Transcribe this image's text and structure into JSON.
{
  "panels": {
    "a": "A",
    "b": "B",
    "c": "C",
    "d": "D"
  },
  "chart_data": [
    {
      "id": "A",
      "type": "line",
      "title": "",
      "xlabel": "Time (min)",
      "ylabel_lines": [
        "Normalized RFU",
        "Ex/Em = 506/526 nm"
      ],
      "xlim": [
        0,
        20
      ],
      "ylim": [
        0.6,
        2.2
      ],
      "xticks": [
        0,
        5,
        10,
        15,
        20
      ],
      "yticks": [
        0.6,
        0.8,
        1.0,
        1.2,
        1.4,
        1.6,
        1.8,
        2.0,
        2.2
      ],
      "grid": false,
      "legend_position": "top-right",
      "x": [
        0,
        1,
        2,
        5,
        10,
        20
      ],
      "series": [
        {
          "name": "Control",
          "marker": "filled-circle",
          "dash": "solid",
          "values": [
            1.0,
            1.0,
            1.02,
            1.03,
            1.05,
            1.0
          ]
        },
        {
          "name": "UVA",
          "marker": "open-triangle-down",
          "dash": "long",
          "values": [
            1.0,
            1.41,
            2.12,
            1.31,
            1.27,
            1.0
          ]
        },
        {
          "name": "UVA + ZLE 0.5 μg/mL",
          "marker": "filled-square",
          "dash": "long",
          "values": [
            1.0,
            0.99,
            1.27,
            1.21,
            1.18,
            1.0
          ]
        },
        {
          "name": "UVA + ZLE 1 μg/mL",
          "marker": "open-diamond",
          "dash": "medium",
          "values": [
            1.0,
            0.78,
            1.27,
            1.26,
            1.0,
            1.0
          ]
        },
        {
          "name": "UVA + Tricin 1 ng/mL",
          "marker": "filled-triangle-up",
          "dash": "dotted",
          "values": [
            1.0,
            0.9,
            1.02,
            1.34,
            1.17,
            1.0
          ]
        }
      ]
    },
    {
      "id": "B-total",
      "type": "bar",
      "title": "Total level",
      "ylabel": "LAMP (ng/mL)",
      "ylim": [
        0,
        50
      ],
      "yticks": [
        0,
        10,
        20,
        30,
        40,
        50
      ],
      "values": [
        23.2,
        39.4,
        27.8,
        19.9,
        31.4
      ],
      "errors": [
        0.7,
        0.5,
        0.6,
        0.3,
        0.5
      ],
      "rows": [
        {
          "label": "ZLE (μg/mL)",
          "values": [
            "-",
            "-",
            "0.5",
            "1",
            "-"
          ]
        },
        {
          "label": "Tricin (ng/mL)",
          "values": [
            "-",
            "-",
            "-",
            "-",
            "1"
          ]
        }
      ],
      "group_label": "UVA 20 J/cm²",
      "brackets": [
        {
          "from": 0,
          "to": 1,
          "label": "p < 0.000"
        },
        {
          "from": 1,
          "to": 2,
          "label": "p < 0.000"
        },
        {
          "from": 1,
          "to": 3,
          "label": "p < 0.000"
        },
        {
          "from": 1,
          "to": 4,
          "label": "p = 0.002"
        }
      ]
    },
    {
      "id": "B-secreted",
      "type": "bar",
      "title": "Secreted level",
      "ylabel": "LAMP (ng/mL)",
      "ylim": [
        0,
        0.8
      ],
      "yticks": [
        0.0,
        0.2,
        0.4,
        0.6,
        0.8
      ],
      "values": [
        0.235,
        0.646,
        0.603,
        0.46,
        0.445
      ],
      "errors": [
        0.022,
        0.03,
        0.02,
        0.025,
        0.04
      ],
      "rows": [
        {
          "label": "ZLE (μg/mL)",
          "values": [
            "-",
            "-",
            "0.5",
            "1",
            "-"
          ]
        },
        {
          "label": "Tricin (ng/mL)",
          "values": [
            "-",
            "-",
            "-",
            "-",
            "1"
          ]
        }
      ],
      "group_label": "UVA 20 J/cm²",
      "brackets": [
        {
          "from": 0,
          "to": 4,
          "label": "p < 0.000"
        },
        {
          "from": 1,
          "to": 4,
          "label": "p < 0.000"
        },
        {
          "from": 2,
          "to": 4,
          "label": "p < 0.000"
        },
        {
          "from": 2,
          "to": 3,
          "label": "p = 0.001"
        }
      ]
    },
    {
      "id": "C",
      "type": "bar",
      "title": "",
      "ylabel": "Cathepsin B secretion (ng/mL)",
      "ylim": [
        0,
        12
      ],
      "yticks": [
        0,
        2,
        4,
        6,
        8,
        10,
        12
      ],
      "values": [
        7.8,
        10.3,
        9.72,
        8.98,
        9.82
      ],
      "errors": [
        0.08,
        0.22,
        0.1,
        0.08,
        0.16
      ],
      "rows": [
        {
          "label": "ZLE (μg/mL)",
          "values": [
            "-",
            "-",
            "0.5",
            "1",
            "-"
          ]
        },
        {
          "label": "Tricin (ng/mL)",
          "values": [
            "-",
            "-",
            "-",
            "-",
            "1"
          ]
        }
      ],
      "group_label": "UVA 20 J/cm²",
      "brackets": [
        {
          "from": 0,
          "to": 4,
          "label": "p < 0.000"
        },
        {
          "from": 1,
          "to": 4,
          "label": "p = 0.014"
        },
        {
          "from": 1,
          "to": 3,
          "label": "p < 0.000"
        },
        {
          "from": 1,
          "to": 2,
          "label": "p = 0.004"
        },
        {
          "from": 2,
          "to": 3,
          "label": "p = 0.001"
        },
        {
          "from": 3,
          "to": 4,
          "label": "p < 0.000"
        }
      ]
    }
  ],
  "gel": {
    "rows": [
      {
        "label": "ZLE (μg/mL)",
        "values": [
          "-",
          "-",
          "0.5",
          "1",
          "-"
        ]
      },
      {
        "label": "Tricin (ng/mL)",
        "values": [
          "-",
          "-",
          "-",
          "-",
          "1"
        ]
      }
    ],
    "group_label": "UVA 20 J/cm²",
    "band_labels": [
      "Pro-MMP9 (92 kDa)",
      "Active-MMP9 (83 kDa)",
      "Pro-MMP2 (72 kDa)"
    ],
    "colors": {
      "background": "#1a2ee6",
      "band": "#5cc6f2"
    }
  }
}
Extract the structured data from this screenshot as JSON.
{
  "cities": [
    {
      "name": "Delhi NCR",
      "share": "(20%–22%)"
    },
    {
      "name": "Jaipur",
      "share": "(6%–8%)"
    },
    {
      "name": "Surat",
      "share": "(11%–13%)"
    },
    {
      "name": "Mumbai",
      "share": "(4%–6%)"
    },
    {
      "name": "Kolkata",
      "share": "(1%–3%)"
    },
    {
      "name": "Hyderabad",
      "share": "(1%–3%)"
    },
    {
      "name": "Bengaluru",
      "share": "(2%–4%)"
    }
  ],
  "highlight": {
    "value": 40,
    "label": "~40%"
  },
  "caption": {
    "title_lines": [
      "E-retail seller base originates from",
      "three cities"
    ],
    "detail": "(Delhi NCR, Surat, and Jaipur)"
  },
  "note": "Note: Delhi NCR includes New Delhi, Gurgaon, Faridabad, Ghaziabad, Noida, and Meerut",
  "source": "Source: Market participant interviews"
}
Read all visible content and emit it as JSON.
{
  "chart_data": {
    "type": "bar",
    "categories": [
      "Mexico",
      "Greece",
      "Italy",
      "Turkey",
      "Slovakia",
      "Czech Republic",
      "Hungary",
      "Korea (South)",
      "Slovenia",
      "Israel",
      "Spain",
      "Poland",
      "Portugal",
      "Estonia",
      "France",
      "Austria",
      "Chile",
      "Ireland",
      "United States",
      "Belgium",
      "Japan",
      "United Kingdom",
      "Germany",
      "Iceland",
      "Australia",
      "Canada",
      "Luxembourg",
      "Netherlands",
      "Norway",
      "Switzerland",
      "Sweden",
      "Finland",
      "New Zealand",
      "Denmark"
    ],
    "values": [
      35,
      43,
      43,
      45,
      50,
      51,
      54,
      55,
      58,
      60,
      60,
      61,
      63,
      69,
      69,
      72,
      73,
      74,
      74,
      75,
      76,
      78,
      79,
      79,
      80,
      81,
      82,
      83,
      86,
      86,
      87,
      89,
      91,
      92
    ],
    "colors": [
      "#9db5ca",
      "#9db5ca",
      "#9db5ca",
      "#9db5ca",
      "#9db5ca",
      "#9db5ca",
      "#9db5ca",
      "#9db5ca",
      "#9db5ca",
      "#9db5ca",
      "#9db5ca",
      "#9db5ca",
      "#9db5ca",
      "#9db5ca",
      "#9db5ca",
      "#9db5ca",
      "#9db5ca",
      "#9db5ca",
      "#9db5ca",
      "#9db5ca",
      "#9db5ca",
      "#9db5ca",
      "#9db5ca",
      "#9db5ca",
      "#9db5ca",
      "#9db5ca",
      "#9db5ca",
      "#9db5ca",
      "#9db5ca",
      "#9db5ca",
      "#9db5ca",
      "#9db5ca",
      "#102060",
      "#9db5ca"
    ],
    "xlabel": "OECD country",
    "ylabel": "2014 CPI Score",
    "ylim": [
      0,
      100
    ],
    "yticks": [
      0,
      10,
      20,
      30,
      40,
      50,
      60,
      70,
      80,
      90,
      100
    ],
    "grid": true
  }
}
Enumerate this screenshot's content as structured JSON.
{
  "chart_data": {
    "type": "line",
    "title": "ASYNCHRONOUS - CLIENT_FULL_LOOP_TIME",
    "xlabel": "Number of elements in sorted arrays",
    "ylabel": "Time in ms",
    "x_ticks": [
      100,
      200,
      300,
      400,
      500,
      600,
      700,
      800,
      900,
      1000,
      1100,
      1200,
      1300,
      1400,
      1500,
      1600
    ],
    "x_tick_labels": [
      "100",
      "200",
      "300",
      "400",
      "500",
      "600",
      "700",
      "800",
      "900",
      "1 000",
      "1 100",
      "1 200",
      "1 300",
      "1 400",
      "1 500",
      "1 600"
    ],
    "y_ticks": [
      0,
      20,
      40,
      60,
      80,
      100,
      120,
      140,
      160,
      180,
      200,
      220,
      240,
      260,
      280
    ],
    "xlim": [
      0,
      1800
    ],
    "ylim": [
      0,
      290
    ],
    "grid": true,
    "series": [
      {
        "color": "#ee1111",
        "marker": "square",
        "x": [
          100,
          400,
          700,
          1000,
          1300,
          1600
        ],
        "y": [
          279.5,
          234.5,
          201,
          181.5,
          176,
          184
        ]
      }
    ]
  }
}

★ ★ ★ ★ ★ ★ ★

WHAT YOU HAVE TO DO:
Copy out all lines that carry the word "level".

WRITTEN REPLY:
      "title": "Total level",
      "title": "Secreted level",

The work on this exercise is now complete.